- _TASK DIRECTIONS_: Retype precisely the section of the data that starts at the line containing "What data populates" and runs to its final line, ends included.
━━━━
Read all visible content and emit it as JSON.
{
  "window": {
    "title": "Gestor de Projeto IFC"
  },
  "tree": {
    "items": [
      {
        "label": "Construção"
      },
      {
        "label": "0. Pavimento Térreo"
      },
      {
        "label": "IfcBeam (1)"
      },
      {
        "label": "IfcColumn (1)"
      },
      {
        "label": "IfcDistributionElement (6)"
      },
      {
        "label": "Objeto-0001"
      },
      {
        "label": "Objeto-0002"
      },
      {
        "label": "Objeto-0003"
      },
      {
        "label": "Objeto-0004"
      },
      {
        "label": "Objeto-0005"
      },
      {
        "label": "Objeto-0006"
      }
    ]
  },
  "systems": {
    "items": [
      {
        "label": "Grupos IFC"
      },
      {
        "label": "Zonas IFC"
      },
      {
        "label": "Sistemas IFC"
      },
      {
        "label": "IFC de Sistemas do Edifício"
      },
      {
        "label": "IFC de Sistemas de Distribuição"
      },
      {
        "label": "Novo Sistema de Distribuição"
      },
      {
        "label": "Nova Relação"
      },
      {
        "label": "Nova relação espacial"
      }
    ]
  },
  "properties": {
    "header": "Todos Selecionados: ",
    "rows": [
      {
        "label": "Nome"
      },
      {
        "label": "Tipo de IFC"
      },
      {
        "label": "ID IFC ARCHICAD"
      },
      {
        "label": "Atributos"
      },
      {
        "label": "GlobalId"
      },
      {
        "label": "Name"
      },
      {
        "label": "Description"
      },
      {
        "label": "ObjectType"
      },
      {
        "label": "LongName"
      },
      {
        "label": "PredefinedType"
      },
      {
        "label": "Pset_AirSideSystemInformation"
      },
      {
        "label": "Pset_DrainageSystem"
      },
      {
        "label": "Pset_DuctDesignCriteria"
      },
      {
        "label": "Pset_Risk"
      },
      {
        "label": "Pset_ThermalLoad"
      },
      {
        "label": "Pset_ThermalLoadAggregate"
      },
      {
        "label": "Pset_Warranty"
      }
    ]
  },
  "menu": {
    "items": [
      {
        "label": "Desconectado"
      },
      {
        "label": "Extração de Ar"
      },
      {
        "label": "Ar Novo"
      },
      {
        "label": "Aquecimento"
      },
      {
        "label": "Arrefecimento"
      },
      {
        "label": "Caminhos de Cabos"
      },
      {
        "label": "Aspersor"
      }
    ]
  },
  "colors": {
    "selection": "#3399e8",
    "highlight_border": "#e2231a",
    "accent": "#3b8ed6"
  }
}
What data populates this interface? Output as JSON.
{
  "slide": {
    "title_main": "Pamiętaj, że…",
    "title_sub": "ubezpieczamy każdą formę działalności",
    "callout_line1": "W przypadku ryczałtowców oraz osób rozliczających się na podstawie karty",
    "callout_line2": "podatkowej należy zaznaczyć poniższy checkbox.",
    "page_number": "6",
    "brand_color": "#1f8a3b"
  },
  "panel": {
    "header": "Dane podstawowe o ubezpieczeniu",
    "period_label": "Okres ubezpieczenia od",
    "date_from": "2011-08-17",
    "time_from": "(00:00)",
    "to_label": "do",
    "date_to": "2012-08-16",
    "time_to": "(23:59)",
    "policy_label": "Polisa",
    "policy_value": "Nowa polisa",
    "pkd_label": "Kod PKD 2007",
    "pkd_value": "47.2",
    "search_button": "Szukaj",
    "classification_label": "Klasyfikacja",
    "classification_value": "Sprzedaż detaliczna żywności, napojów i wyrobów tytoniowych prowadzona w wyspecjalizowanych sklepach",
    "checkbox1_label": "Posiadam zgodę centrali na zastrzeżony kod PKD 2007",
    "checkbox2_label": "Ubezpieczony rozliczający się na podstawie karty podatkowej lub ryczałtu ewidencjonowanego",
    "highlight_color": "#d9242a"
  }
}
━━━━
- _SOLUTION TO THE EXERCISE_:
What data populates this interface? Output as JSON.
{
  "slide": {
    "title_main": "Pamiętaj, że…",
    "title_sub": "ubezpieczamy każdą formę działalności",
    "callout_line1": "W przypadku ryczałtowców oraz osób rozliczających się na podstawie karty",
    "callout_line2": "podatkowej należy zaznaczyć poniższy checkbox.",
    "page_number": "6",
    "brand_color": "#1f8a3b"
  },
  "panel": {
    "header": "Dane podstawowe o ubezpieczeniu",
    "period_label": "Okres ubezpieczenia od",
    "date_from": "2011-08-17",
    "time_from": "(00:00)",
    "to_label": "do",
    "date_to": "2012-08-16",
    "time_to": "(23:59)",
    "policy_label": "Polisa",
    "policy_value": "Nowa polisa",
    "pkd_label": "Kod PKD 2007",
    "pkd_value": "47.2",
    "search_button": "Szukaj",
    "classification_label": "Klasyfikacja",
    "classification_value": "Sprzedaż detaliczna żywności, napojów i wyrobów tytoniowych prowadzona w wyspecjalizowanych sklepach",
    "checkbox1_label": "Posiadam zgodę centrali na zastrzeżony kod PKD 2007",
    "checkbox2_label": "Ubezpieczony rozliczający się na podstawie karty podatkowej lub ryczałtu ewidencjonowanego",
    "highlight_color": "#d9242a"
  }
}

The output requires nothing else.